### Information provided
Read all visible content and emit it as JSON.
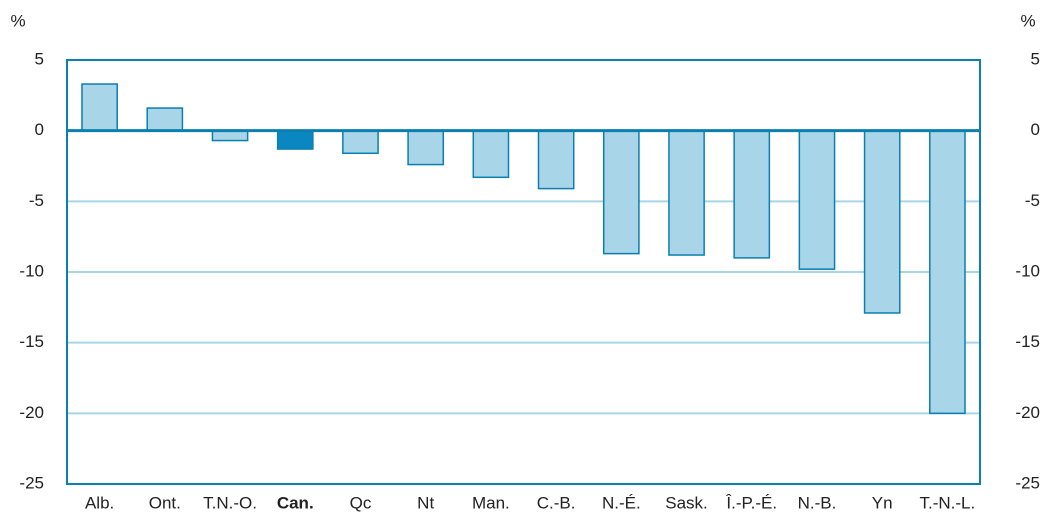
{
  "chart_data": {
    "type": "bar",
    "ylabel": "%",
    "y2label": "%",
    "categories": [
      "Alb.",
      "Ont.",
      "T.N.-O.",
      "Can.",
      "Qc",
      "Nt",
      "Man.",
      "C.-B.",
      "N.-É.",
      "Sask.",
      "Î.-P.-É.",
      "N.-B.",
      "Yn",
      "T.-N.-L."
    ],
    "values": [
      3.3,
      1.6,
      -0.7,
      -1.3,
      -1.6,
      -2.4,
      -3.3,
      -4.1,
      -8.7,
      -8.8,
      -9.0,
      -9.8,
      -12.9,
      -20.0
    ],
    "color": "#a8d5e8",
    "colors": [
      "#a8d5e8",
      "#a8d5e8",
      "#a8d5e8",
      "#0a87c0",
      "#a8d5e8",
      "#a8d5e8",
      "#a8d5e8",
      "#a8d5e8",
      "#a8d5e8",
      "#a8d5e8",
      "#a8d5e8",
      "#a8d5e8",
      "#a8d5e8",
      "#a8d5e8"
    ],
    "edge_color": "#0a7fb0",
    "grid_color": "#a8d5e8",
    "ylim": [
      -25,
      5
    ],
    "yticks": [
      5,
      0,
      -5,
      -10,
      -15,
      -20,
      -25
    ],
    "y2lim": [
      -25,
      5
    ],
    "y2ticks": [
      5,
      0,
      -5,
      -10,
      -15,
      -20,
      -25
    ],
    "grid": true
  }
}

### Task brief
Copy every entry word for word, but omit the pictures.

### The response
Read all visible content and emit it as JSON.
{
  "chart_data": {
    "type": "bar",
    "ylabel": "%",
    "y2label": "%",
    "categories": [
      "Alb.",
      "Ont.",
      "T.N.-O.",
      "Can.",
      "Qc",
      "Nt",
      "Man.",
      "C.-B.",
      "N.-É.",
      "Sask.",
      "Î.-P.-É.",
      "N.-B.",
      "Yn",
      "T.-N.-L."
    ],
    "values": [
      3.3,
      1.6,
      -0.7,
      -1.3,
      -1.6,
      -2.4,
      -3.3,
      -4.1,
      -8.7,
      -8.8,
      -9.0,
      -9.8,
      -12.9,
      -20.0
    ],
    "color": "#a8d5e8",
    "colors": [
      "#a8d5e8",
      "#a8d5e8",
      "#a8d5e8",
      "#0a87c0",
      "#a8d5e8",
      "#a8d5e8",
      "#a8d5e8",
      "#a8d5e8",
      "#a8d5e8",
      "#a8d5e8",
      "#a8d5e8",
      "#a8d5e8",
      "#a8d5e8",
      "#a8d5e8"
    ],
    "edge_color": "#0a7fb0",
    "grid_color": "#a8d5e8",
    "ylim": [
      -25,
      5
    ],
    "yticks": [
      5,
      0,
      -5,
      -10,
      -15,
      -20,
      -25
    ],
    "y2lim": [
      -25,
      5
    ],
    "y2ticks": [
      5,
      0,
      -5,
      -10,
      -15,
      -20,
      -25
    ],
    "grid": true
  }
}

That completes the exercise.